↓

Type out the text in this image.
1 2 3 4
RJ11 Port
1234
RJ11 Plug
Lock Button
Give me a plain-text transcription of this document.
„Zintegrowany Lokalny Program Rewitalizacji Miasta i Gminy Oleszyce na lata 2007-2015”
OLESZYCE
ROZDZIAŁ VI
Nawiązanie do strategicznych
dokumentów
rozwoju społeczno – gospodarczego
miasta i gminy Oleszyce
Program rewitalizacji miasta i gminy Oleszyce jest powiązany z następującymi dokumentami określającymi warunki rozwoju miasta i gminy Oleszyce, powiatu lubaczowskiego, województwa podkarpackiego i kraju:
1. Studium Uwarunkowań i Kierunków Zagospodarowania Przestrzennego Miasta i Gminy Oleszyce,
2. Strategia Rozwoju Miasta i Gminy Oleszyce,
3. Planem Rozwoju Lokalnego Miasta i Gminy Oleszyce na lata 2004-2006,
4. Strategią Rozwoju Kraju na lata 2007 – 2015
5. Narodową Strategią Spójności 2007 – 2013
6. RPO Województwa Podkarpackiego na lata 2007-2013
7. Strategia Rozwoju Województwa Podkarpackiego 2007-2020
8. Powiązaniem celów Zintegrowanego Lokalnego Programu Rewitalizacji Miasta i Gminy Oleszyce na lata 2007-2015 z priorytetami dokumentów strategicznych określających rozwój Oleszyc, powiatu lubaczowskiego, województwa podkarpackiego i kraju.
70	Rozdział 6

↑

_YOUR GOAL_:
Please set down each line of the records exactly as given.

_CORRECT ANSWER_:
Type out the text in this image.
1 2 3 4
RJ11 Port
1234
RJ11 Plug
Lock Button
Give me a plain-text transcription of this document.
„Zintegrowany Lokalny Program Rewitalizacji Miasta i Gminy Oleszyce na lata 2007-2015”
OLESZYCE
ROZDZIAŁ VI
Nawiązanie do strategicznych
dokumentów
rozwoju społeczno – gospodarczego
miasta i gminy Oleszyce
Program rewitalizacji miasta i gminy Oleszyce jest powiązany z następującymi dokumentami określającymi warunki rozwoju miasta i gminy Oleszyce, powiatu lubaczowskiego, województwa podkarpackiego i kraju:
1. Studium Uwarunkowań i Kierunków Zagospodarowania Przestrzennego Miasta i Gminy Oleszyce,
2. Strategia Rozwoju Miasta i Gminy Oleszyce,
3. Planem Rozwoju Lokalnego Miasta i Gminy Oleszyce na lata 2004-2006,
4. Strategią Rozwoju Kraju na lata 2007 – 2015
5. Narodową Strategią Spójności 2007 – 2013
6. RPO Województwa Podkarpackiego na lata 2007-2013
7. Strategia Rozwoju Województwa Podkarpackiego 2007-2020
8. Powiązaniem celów Zintegrowanego Lokalnego Programu Rewitalizacji Miasta i Gminy Oleszyce na lata 2007-2015 z priorytetami dokumentów strategicznych określających rozwój Oleszyc, powiatu lubaczowskiego, województwa podkarpackiego i kraju.
70	Rozdział 6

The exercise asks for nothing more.